Entries with figure data
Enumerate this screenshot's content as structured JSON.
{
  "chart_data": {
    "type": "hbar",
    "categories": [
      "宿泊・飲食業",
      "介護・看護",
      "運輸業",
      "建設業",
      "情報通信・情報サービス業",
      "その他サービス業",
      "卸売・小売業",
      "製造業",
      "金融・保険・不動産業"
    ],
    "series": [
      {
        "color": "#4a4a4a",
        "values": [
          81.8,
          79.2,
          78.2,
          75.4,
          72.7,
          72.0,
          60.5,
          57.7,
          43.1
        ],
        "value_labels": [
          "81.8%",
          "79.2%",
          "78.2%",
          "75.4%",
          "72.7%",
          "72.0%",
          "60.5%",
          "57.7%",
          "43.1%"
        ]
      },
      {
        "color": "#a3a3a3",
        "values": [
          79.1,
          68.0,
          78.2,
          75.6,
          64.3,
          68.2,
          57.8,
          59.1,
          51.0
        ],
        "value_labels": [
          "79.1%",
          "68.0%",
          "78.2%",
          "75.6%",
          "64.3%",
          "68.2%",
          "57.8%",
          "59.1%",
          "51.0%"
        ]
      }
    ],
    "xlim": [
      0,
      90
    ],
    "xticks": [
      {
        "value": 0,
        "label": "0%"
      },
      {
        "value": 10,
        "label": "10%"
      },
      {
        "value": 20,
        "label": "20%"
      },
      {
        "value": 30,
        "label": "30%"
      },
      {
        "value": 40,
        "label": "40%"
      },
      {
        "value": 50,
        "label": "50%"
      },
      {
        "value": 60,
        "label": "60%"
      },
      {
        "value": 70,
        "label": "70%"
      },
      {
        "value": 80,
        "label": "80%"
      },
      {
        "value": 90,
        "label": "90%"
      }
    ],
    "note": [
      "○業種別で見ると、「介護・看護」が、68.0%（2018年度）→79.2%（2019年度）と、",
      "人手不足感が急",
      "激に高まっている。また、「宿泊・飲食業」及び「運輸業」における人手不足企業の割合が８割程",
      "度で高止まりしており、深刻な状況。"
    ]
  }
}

- _Instructions to follow_
Extract the listing in its entirety, matching it exactly.

- _Solution for this problem_
Enumerate this screenshot's content as structured JSON.
{
  "chart_data": {
    "type": "hbar",
    "categories": [
      "宿泊・飲食業",
      "介護・看護",
      "運輸業",
      "建設業",
      "情報通信・情報サービス業",
      "その他サービス業",
      "卸売・小売業",
      "製造業",
      "金融・保険・不動産業"
    ],
    "series": [
      {
        "color": "#4a4a4a",
        "values": [
          81.8,
          79.2,
          78.2,
          75.4,
          72.7,
          72.0,
          60.5,
          57.7,
          43.1
        ],
        "value_labels": [
          "81.8%",
          "79.2%",
          "78.2%",
          "75.4%",
          "72.7%",
          "72.0%",
          "60.5%",
          "57.7%",
          "43.1%"
        ]
      },
      {
        "color": "#a3a3a3",
        "values": [
          79.1,
          68.0,
          78.2,
          75.6,
          64.3,
          68.2,
          57.8,
          59.1,
          51.0
        ],
        "value_labels": [
          "79.1%",
          "68.0%",
          "78.2%",
          "75.6%",
          "64.3%",
          "68.2%",
          "57.8%",
          "59.1%",
          "51.0%"
        ]
      }
    ],
    "xlim": [
      0,
      90
    ],
    "xticks": [
      {
        "value": 0,
        "label": "0%"
      },
      {
        "value": 10,
        "label": "10%"
      },
      {
        "value": 20,
        "label": "20%"
      },
      {
        "value": 30,
        "label": "30%"
      },
      {
        "value": 40,
        "label": "40%"
      },
      {
        "value": 50,
        "label": "50%"
      },
      {
        "value": 60,
        "label": "60%"
      },
      {
        "value": 70,
        "label": "70%"
      },
      {
        "value": 80,
        "label": "80%"
      },
      {
        "value": 90,
        "label": "90%"
      }
    ],
    "note": [
      "○業種別で見ると、「介護・看護」が、68.0%（2018年度）→79.2%（2019年度）と、",
      "人手不足感が急",
      "激に高まっている。また、「宿泊・飲食業」及び「運輸業」における人手不足企業の割合が８割程",
      "度で高止まりしており、深刻な状況。"
    ]
  }
}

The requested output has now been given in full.